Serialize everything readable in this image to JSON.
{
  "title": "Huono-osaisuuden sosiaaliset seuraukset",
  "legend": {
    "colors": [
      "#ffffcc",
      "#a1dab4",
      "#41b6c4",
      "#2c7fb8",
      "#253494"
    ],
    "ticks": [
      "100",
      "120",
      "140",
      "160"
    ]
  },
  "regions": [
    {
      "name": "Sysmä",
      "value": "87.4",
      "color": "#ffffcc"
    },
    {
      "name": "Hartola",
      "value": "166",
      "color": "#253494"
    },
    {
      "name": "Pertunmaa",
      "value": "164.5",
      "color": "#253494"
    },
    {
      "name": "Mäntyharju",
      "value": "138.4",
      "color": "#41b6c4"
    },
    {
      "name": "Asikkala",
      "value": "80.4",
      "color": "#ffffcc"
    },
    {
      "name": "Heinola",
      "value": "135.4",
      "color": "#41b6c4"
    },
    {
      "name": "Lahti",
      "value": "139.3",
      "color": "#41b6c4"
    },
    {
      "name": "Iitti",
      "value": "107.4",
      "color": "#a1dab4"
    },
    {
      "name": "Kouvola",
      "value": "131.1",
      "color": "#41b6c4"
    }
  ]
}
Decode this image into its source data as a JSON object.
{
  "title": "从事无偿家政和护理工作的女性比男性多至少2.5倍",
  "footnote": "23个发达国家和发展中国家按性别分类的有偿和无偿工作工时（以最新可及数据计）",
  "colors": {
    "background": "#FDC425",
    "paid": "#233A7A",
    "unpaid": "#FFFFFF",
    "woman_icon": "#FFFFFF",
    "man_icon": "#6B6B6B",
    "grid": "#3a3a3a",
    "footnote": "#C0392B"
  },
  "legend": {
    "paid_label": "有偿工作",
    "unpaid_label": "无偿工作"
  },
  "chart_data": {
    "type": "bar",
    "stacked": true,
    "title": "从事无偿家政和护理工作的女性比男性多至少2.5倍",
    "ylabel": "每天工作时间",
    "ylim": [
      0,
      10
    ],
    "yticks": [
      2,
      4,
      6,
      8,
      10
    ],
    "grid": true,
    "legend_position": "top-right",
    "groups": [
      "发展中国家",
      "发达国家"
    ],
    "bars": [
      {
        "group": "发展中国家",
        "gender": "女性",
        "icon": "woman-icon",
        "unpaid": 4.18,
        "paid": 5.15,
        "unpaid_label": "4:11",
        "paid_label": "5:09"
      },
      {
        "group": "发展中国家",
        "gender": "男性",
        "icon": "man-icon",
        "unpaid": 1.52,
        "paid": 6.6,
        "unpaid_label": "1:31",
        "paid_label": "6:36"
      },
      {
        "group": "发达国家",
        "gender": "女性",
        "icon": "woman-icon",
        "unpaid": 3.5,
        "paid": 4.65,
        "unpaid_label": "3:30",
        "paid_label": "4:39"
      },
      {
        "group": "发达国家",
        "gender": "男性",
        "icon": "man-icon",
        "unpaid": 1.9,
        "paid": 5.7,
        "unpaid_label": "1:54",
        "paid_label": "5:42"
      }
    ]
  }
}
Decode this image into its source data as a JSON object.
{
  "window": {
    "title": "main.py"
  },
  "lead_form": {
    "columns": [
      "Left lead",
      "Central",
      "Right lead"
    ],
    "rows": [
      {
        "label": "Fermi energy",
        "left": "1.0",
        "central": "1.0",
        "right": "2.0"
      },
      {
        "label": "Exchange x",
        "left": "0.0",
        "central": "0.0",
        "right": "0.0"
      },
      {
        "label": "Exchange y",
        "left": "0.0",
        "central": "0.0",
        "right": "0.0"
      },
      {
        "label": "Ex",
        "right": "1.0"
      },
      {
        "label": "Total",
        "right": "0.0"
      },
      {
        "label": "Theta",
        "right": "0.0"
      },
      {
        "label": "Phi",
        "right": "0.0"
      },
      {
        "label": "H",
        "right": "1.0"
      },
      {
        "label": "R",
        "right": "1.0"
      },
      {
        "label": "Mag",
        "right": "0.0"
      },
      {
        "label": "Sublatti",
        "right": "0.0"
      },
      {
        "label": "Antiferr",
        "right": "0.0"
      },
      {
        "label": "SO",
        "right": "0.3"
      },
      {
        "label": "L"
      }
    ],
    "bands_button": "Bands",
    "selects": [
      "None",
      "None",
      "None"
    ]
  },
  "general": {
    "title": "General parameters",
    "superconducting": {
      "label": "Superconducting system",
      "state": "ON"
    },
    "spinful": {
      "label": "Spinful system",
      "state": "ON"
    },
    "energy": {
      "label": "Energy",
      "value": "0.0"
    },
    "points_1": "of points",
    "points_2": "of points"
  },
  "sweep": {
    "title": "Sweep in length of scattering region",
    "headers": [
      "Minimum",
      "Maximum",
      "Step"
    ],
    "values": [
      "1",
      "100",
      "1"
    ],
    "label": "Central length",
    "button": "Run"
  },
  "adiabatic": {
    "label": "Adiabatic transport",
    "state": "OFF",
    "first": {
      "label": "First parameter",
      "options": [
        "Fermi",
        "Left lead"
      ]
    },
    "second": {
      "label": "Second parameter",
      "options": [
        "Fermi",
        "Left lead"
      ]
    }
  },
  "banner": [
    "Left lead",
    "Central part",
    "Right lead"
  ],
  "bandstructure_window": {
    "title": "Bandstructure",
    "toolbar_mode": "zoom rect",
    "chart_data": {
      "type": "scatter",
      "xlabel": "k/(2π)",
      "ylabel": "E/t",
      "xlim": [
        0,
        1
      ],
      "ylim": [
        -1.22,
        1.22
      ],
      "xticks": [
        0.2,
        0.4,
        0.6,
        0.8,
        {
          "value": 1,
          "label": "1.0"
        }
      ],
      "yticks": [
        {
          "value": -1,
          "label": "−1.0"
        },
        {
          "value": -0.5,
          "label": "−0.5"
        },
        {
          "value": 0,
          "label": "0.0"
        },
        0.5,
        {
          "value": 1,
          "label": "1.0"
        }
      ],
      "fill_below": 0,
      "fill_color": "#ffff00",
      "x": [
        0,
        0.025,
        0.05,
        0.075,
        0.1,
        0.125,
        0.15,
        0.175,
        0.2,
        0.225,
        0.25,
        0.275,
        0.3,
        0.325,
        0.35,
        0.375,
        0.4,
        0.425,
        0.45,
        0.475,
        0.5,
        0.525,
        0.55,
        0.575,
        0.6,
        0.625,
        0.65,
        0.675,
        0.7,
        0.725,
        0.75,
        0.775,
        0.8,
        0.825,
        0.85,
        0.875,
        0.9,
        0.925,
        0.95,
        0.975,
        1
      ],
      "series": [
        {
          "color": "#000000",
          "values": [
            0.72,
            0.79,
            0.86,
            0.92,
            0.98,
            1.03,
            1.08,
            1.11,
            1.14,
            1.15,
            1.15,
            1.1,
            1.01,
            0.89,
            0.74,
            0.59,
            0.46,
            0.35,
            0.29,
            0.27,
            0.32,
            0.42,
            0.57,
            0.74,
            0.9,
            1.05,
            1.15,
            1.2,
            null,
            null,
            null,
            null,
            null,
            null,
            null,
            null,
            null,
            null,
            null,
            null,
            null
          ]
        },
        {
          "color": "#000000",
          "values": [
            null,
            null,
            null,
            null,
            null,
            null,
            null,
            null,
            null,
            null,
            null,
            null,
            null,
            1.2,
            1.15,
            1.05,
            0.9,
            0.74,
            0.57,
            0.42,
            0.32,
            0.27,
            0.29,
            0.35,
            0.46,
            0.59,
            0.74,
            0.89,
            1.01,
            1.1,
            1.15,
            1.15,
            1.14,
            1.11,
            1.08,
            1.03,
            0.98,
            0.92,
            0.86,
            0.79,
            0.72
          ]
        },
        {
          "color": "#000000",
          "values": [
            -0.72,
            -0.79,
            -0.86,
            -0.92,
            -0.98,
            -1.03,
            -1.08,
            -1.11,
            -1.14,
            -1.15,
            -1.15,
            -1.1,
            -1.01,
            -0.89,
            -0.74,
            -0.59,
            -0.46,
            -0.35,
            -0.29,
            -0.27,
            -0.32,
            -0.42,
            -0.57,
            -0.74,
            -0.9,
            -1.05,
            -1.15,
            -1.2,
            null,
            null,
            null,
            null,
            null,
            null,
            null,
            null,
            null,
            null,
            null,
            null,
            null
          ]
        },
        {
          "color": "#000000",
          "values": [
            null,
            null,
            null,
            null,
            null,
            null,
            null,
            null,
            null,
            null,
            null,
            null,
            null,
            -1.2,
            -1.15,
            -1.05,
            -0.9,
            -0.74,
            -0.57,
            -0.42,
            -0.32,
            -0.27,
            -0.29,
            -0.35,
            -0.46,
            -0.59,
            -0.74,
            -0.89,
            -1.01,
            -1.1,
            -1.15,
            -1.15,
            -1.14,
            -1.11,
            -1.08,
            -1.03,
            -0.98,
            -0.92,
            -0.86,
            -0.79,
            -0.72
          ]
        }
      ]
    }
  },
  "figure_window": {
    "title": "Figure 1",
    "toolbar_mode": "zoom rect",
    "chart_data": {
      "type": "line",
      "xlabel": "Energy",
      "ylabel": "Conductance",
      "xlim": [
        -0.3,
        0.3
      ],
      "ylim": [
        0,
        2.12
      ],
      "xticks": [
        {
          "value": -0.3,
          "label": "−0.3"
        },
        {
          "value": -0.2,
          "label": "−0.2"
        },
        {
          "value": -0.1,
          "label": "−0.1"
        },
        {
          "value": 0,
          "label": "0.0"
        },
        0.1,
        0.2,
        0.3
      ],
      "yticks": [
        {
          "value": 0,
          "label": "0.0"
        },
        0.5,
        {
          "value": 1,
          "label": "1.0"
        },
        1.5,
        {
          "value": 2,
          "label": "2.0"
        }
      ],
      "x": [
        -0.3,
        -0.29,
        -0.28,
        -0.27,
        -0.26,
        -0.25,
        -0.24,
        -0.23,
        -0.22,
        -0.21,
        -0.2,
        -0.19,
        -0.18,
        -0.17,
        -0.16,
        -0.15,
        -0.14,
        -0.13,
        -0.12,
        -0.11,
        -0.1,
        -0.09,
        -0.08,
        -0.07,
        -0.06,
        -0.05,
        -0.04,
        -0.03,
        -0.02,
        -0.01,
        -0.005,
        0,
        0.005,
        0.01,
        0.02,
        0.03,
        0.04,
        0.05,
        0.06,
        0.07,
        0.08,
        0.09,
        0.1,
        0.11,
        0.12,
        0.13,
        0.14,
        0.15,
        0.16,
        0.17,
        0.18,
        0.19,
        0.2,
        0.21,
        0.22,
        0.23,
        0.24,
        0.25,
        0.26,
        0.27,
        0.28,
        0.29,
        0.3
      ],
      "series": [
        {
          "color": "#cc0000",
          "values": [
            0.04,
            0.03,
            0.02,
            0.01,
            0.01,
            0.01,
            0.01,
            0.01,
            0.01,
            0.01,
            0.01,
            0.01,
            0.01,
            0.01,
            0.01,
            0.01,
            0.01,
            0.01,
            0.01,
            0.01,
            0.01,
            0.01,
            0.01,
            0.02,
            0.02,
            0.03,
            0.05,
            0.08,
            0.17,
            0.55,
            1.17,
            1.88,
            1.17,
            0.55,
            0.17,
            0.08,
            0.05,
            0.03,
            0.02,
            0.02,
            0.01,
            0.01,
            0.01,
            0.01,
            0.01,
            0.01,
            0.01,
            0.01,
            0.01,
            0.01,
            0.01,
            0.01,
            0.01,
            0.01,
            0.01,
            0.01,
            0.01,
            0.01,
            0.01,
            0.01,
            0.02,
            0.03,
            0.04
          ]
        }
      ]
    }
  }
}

-- -- --

◆ **What you are asked to do**:
All lines above containing the string "footnote" are to be collected.

◆ **Task result**:
  "footnote": "23个发达国家和发展中国家按性别分类的有偿和无偿工作工时（以最新可及数据计）",
    "footnote": "#C0392B"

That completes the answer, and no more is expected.